What is expected → What follows is a set of records; repeat them exactly, without the pictures.

Page text dataset records
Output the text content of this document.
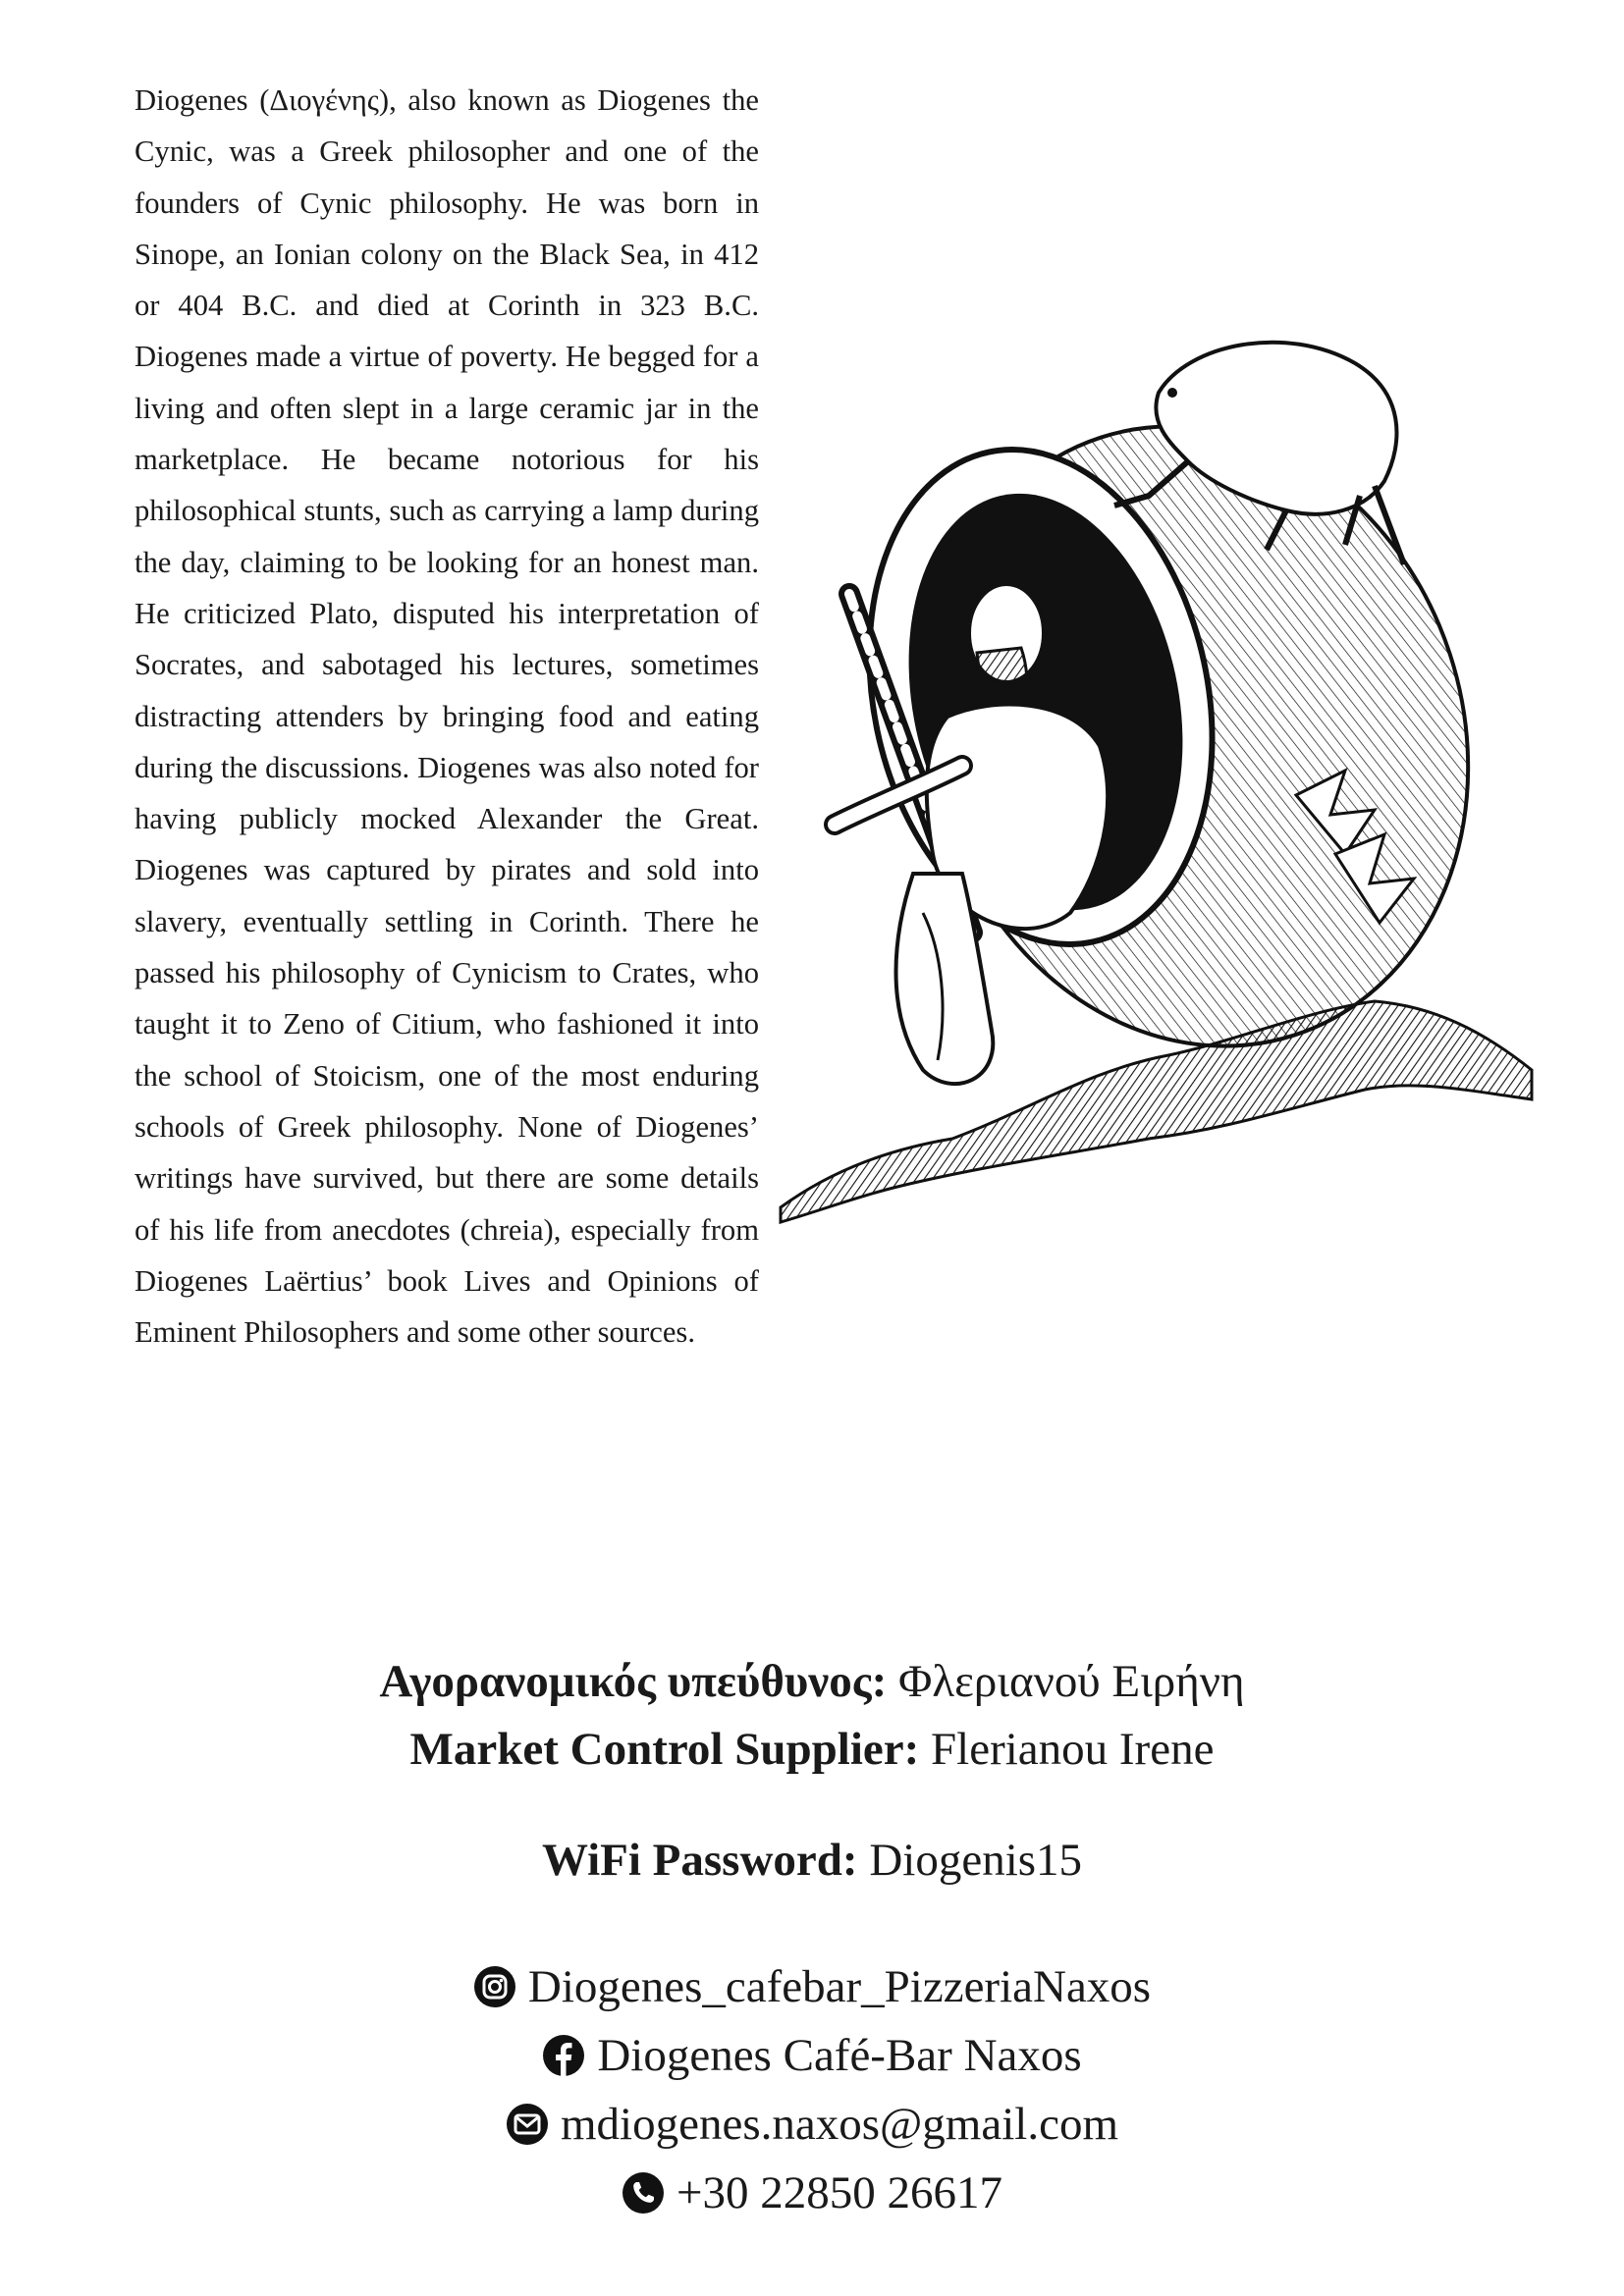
Diogenes (Διογένης), also known as Diogenes the Cynic, was a Greek philosopher and one of the founders of Cynic philosophy. He was born in Sinope, an Ionian colony on the Black Sea, in 412 or 404 B.C. and died at Corinth in 323 B.C. Diogenes made a virtue of poverty. He begged for a living and often slept in a large ceramic jar in the marketplace. He became notorious for his philosophical stunts, such as carrying a lamp during the day, claiming to be looking for an honest man. He criticized Plato, disputed his interpretation of Socrates, and sabotaged his lectures, sometimes distracting attenders by bringing food and eating during the discussions. Diogenes was also noted for having publicly mocked Alexander the Great. Diogenes was captured by pirates and sold into slavery, eventually settling in Corinth. There he passed his philosophy of Cynicism to Crates, who taught it to Zeno of Citium, who fashioned it into the school of Stoicism, one of the most enduring schools of Greek philosophy. None of Diogenes’ writings have survived, but there are some details of his life from anecdotes (chreia), especially from Diogenes Laërtius’ book Lives and Opinions of Eminent Philosophers and some other sources.

Αγορανομικός υπεύθυνος: Φλεριανού Ειρήνη
Market Control Supplier: Flerianou Irene
WiFi Password: Diogenis15
Diogenes_cafebar_PizzeriaNaxos
Diogenes Café-Bar Naxos
mdiogenes.naxos@gmail.com
+30 22850 26617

Exercise result →
Output the text content of this document.
Diogenes (Διογένης), also known as Diogenes the Cynic, was a Greek philosopher and one of the founders of Cynic philosophy. He was born in Sinope, an Ionian colony on the Black Sea, in 412 or 404 B.C. and died at Corinth in 323 B.C. Diogenes made a virtue of poverty. He begged for a living and often slept in a large ceramic jar in the marketplace. He became notorious for his philosophical stunts, such as carrying a lamp during the day, claiming to be looking for an honest man. He criticized Plato, disputed his interpretation of Socrates, and sabotaged his lectures, sometimes distracting attenders by bringing food and eating during the discussions. Diogenes was also noted for having publicly mocked Alexander the Great. Diogenes was captured by pirates and sold into slavery, eventually settling in Corinth. There he passed his philosophy of Cynicism to Crates, who taught it to Zeno of Citium, who fashioned it into the school of Stoicism, one of the most enduring schools of Greek philosophy. None of Diogenes’ writings have survived, but there are some details of his life from anecdotes (chreia), especially from Diogenes Laërtius’ book Lives and Opinions of Eminent Philosophers and some other sources.

Αγορανομικός υπεύθυνος: Φλεριανού Ειρήνη
Market Control Supplier: Flerianou Irene
WiFi Password: Diogenis15
Diogenes_cafebar_PizzeriaNaxos
Diogenes Café-Bar Naxos
mdiogenes.naxos@gmail.com
+30 22850 26617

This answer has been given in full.